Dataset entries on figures
◆ ◆ ◆ ◆
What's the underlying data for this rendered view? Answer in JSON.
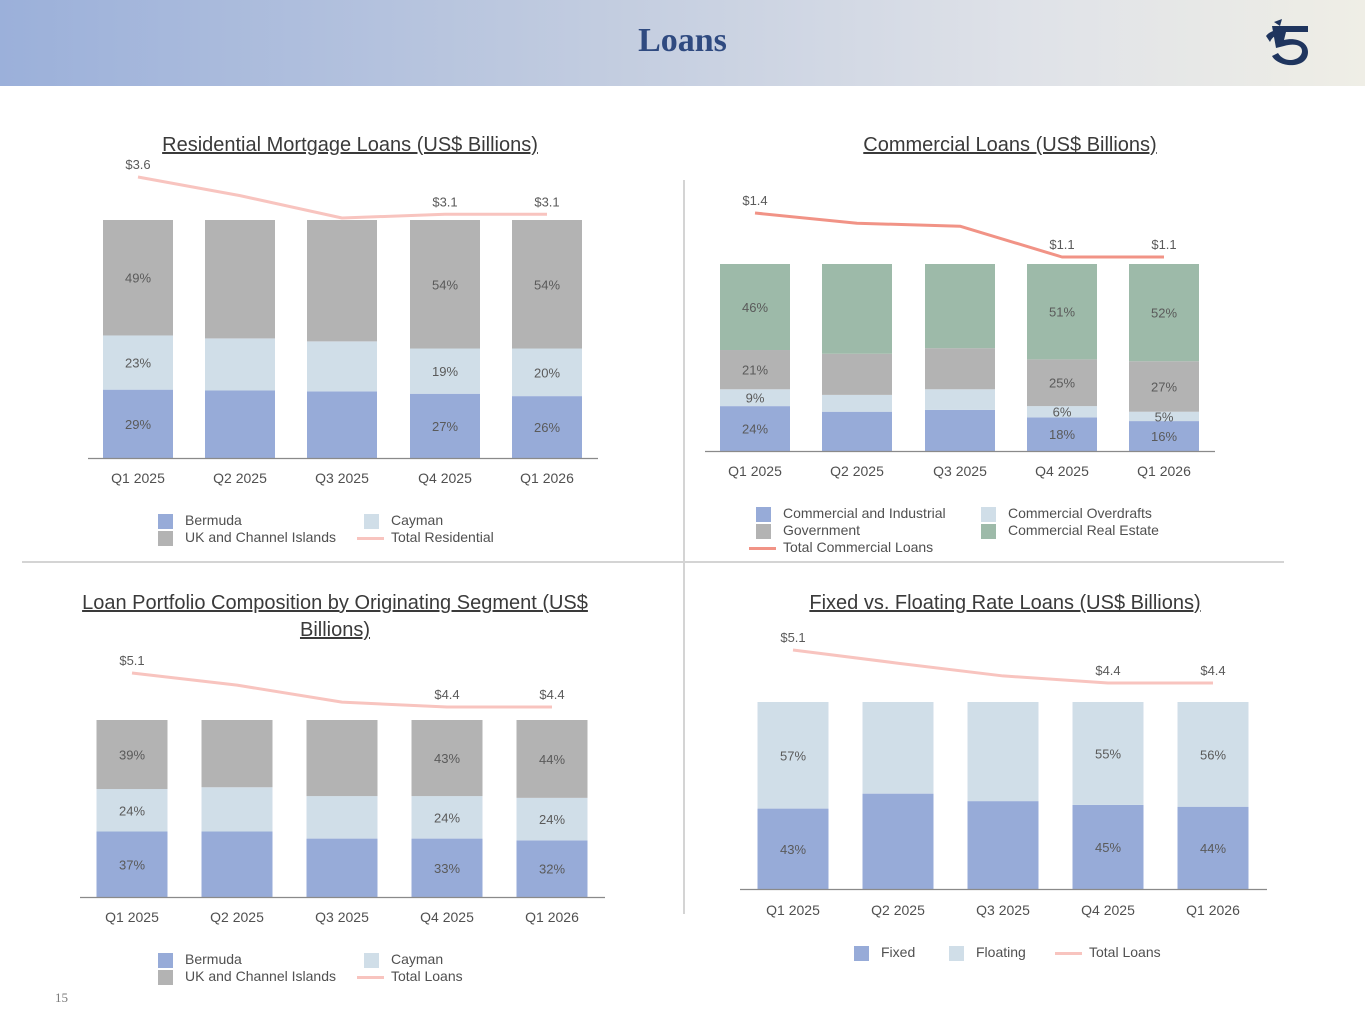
{
  "header": {
    "title": "Loans"
  },
  "page_number": "15",
  "colors": {
    "bermuda": "#97abd8",
    "cayman": "#d0dee8",
    "uk": "#b3b3b3",
    "cre": "#9dbaa9",
    "fixed": "#97abd8",
    "floating": "#d0dee8",
    "residential_line": "#f8c4bf",
    "commercial_line": "#f19386",
    "loans_line": "#f8c4bf"
  },
  "chart_data": [
    {
      "id": "residential",
      "type": "bar",
      "stacked": true,
      "title": "Residential Mortgage Loans (US$ Billions)",
      "categories": [
        "Q1 2025",
        "Q2 2025",
        "Q3 2025",
        "Q4 2025",
        "Q1 2026"
      ],
      "series": [
        {
          "name": "Bermuda",
          "color": "#97abd8",
          "values": [
            29,
            28.5,
            28,
            27,
            26
          ],
          "labels": [
            "29%",
            "",
            "",
            "27%",
            "26%"
          ]
        },
        {
          "name": "Cayman",
          "color": "#d0dee8",
          "values": [
            23,
            22,
            21,
            19,
            20
          ],
          "labels": [
            "23%",
            "",
            "",
            "19%",
            "20%"
          ]
        },
        {
          "name": "UK and Channel Islands",
          "color": "#b3b3b3",
          "values": [
            49,
            50,
            51,
            54,
            54
          ],
          "labels": [
            "49%",
            "",
            "",
            "54%",
            "54%"
          ]
        }
      ],
      "line": {
        "name": "Total Residential",
        "color": "#f8c4bf",
        "values": [
          3.6,
          3.35,
          3.05,
          3.1,
          3.1
        ],
        "labels": [
          "$3.6",
          "",
          "",
          "$3.1",
          "$3.1"
        ]
      },
      "legend": [
        {
          "name": "Bermuda",
          "kind": "box",
          "color": "#97abd8"
        },
        {
          "name": "Cayman",
          "kind": "box",
          "color": "#d0dee8"
        },
        {
          "name": "UK and Channel Islands",
          "kind": "box",
          "color": "#b3b3b3"
        },
        {
          "name": "Total Residential",
          "kind": "line",
          "color": "#f8c4bf"
        }
      ]
    },
    {
      "id": "commercial",
      "type": "bar",
      "stacked": true,
      "title": "Commercial Loans (US$ Billions)",
      "categories": [
        "Q1 2025",
        "Q2 2025",
        "Q3 2025",
        "Q4 2025",
        "Q1 2026"
      ],
      "series": [
        {
          "name": "Commercial and Industrial",
          "color": "#97abd8",
          "values": [
            24,
            21,
            22,
            18,
            16
          ],
          "labels": [
            "24%",
            "",
            "",
            "18%",
            "16%"
          ]
        },
        {
          "name": "Commercial Overdrafts",
          "color": "#d0dee8",
          "values": [
            9,
            9,
            11,
            6,
            5
          ],
          "labels": [
            "9%",
            "",
            "",
            "6%",
            "5%"
          ]
        },
        {
          "name": "Government",
          "color": "#b3b3b3",
          "values": [
            21,
            22,
            22,
            25,
            27
          ],
          "labels": [
            "21%",
            "",
            "",
            "25%",
            "27%"
          ]
        },
        {
          "name": "Commercial Real Estate",
          "color": "#9dbaa9",
          "values": [
            46,
            48,
            45,
            51,
            52
          ],
          "labels": [
            "46%",
            "",
            "",
            "51%",
            "52%"
          ]
        }
      ],
      "line": {
        "name": "Total Commercial Loans",
        "color": "#f19386",
        "values": [
          1.4,
          1.33,
          1.31,
          1.1,
          1.1
        ],
        "labels": [
          "$1.4",
          "",
          "",
          "$1.1",
          "$1.1"
        ]
      },
      "legend": [
        {
          "name": "Commercial and Industrial",
          "kind": "box",
          "color": "#97abd8"
        },
        {
          "name": "Commercial Overdrafts",
          "kind": "box",
          "color": "#d0dee8"
        },
        {
          "name": "Government",
          "kind": "box",
          "color": "#b3b3b3"
        },
        {
          "name": "Commercial Real Estate",
          "kind": "box",
          "color": "#9dbaa9"
        },
        {
          "name": "Total Commercial Loans",
          "kind": "line",
          "color": "#f19386"
        }
      ]
    },
    {
      "id": "composition",
      "type": "bar",
      "stacked": true,
      "title": "Loan Portfolio Composition by Originating Segment (US$ Billions)",
      "categories": [
        "Q1 2025",
        "Q2 2025",
        "Q3 2025",
        "Q4 2025",
        "Q1 2026"
      ],
      "series": [
        {
          "name": "Bermuda",
          "color": "#97abd8",
          "values": [
            37,
            37,
            33,
            33,
            32
          ],
          "labels": [
            "37%",
            "",
            "",
            "33%",
            "32%"
          ]
        },
        {
          "name": "Cayman",
          "color": "#d0dee8",
          "values": [
            24,
            25,
            24,
            24,
            24
          ],
          "labels": [
            "24%",
            "",
            "",
            "24%",
            "24%"
          ]
        },
        {
          "name": "UK and Channel Islands",
          "color": "#b3b3b3",
          "values": [
            39,
            38,
            43,
            43,
            44
          ],
          "labels": [
            "39%",
            "",
            "",
            "43%",
            "44%"
          ]
        }
      ],
      "line": {
        "name": "Total Loans",
        "color": "#f8c4bf",
        "values": [
          5.1,
          4.85,
          4.5,
          4.4,
          4.4
        ],
        "labels": [
          "$5.1",
          "",
          "",
          "$4.4",
          "$4.4"
        ]
      },
      "legend": [
        {
          "name": "Bermuda",
          "kind": "box",
          "color": "#97abd8"
        },
        {
          "name": "Cayman",
          "kind": "box",
          "color": "#d0dee8"
        },
        {
          "name": "UK and Channel Islands",
          "kind": "box",
          "color": "#b3b3b3"
        },
        {
          "name": "Total Loans",
          "kind": "line",
          "color": "#f8c4bf"
        }
      ]
    },
    {
      "id": "fixed-floating",
      "type": "bar",
      "stacked": true,
      "title": "Fixed vs. Floating Rate Loans (US$ Billions)",
      "categories": [
        "Q1 2025",
        "Q2 2025",
        "Q3 2025",
        "Q4 2025",
        "Q1 2026"
      ],
      "series": [
        {
          "name": "Fixed",
          "color": "#97abd8",
          "values": [
            43,
            51,
            47,
            45,
            44
          ],
          "labels": [
            "43%",
            "",
            "",
            "45%",
            "44%"
          ]
        },
        {
          "name": "Floating",
          "color": "#d0dee8",
          "values": [
            57,
            49,
            53,
            55,
            56
          ],
          "labels": [
            "57%",
            "",
            "",
            "55%",
            "56%"
          ]
        }
      ],
      "line": {
        "name": "Total Loans",
        "color": "#f8c4bf",
        "values": [
          5.1,
          4.82,
          4.55,
          4.4,
          4.4
        ],
        "labels": [
          "$5.1",
          "",
          "",
          "$4.4",
          "$4.4"
        ]
      },
      "legend": [
        {
          "name": "Fixed",
          "kind": "box",
          "color": "#97abd8"
        },
        {
          "name": "Floating",
          "kind": "box",
          "color": "#d0dee8"
        },
        {
          "name": "Total Loans",
          "kind": "line",
          "color": "#f8c4bf"
        }
      ]
    }
  ]
}
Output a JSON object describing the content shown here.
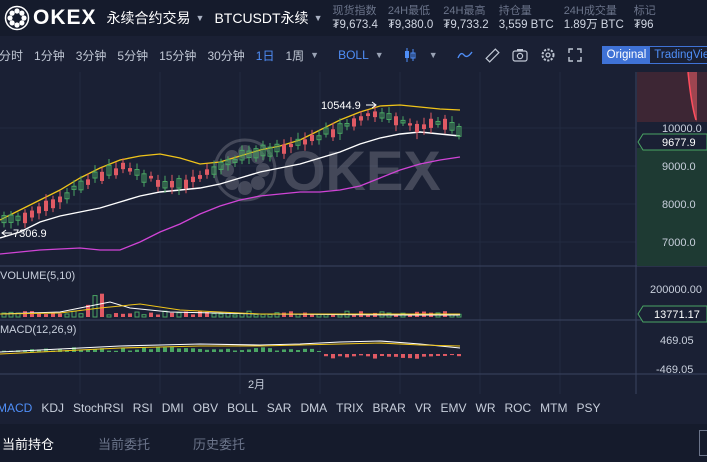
{
  "header": {
    "logo_text": "OKEX",
    "product": "永续合约交易",
    "symbol": "BTCUSDT永续",
    "stats": [
      {
        "label": "现货指数",
        "value": "₮9,673.4"
      },
      {
        "label": "24H最低",
        "value": "₮9,380.0"
      },
      {
        "label": "24H最高",
        "value": "₮9,733.2"
      },
      {
        "label": "持仓量",
        "value": "3,559 BTC"
      },
      {
        "label": "24H成交量",
        "value": "1.89万 BTC"
      },
      {
        "label": "标记",
        "value": "₮96"
      }
    ]
  },
  "toolbar": {
    "timeframes": [
      "分时",
      "1分钟",
      "3分钟",
      "5分钟",
      "15分钟",
      "30分钟",
      "1日",
      "1周"
    ],
    "active_timeframe": "1日",
    "indicator": "BOLL",
    "view_original": "Original",
    "view_tradingview": "TradingView"
  },
  "chart": {
    "high_label": "10544.9",
    "low_label": "7306.9",
    "month_label": "2月",
    "price_axis": [
      "10000.0",
      "9000.0",
      "8000.0",
      "7000.0"
    ],
    "current_price": "9677.9",
    "volume_title": "VOLUME(5,10)",
    "volume_axis": "200000.00",
    "current_volume": "13771.17",
    "macd_title": "MACD(12,26,9)",
    "macd_axis": [
      "469.05",
      "-469.05"
    ],
    "watermark": "OKEX",
    "colors": {
      "up": "#4aa563",
      "down": "#e05a64",
      "upper": "#f0c419",
      "middle": "#ffffff",
      "lower": "#d044d6"
    }
  },
  "indicators": {
    "items": [
      "MACD",
      "KDJ",
      "StochRSI",
      "RSI",
      "DMI",
      "OBV",
      "BOLL",
      "SAR",
      "DMA",
      "TRIX",
      "BRAR",
      "VR",
      "EMV",
      "WR",
      "ROC",
      "MTM",
      "PSY"
    ],
    "active": "MACD"
  },
  "bottom_tabs": [
    {
      "label": "当前持仓"
    },
    {
      "label": "当前委托"
    },
    {
      "label": "历史委托"
    }
  ]
}
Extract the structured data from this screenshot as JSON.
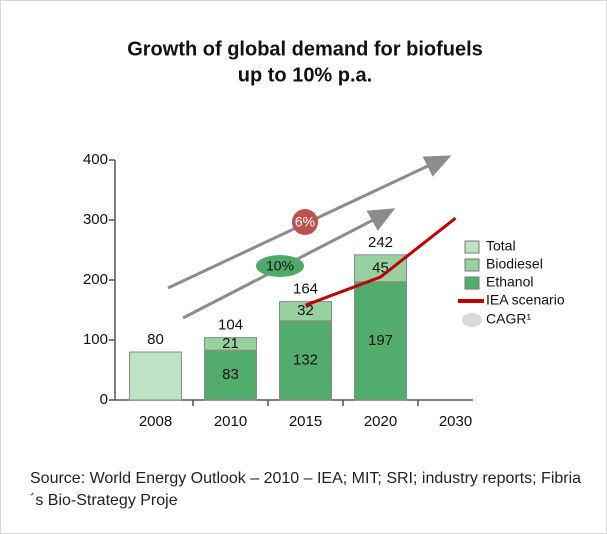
{
  "chart_data": {
    "type": "bar",
    "title": [
      "Growth of global demand for biofuels",
      "up to 10% p.a."
    ],
    "categories": [
      "2008",
      "2010",
      "2015",
      "2020",
      "2030"
    ],
    "series": [
      {
        "name": "Total",
        "type": "bar",
        "color": "#bfe2c4",
        "values": [
          80,
          null,
          null,
          null,
          null
        ]
      },
      {
        "name": "Biodiesel",
        "type": "bar",
        "color": "#97d19f",
        "values": [
          null,
          21,
          32,
          45,
          null
        ]
      },
      {
        "name": "Ethanol",
        "type": "bar",
        "color": "#52ac6c",
        "values": [
          null,
          83,
          132,
          197,
          null
        ]
      },
      {
        "name": "IEA scenario",
        "type": "line",
        "color": "#c00000",
        "values": [
          null,
          null,
          158,
          205,
          303
        ]
      }
    ],
    "totals": [
      80,
      104,
      164,
      242,
      null
    ],
    "cagr_labels": [
      "6%",
      "10%"
    ],
    "cagr_legend": "CAGR¹",
    "ylim": [
      0,
      400
    ],
    "yticks": [
      0,
      100,
      200,
      300,
      400
    ],
    "source": "Source: World Energy Outlook – 2010 – IEA; MIT; SRI; industry reports; Fibria´s Bio-Strategy Proje"
  }
}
◆ ◆ ◆ ◆
→ **What is asked**:
Say, as a bare number, how many lines in the entries above include the string "this".

→ **Written response**:
2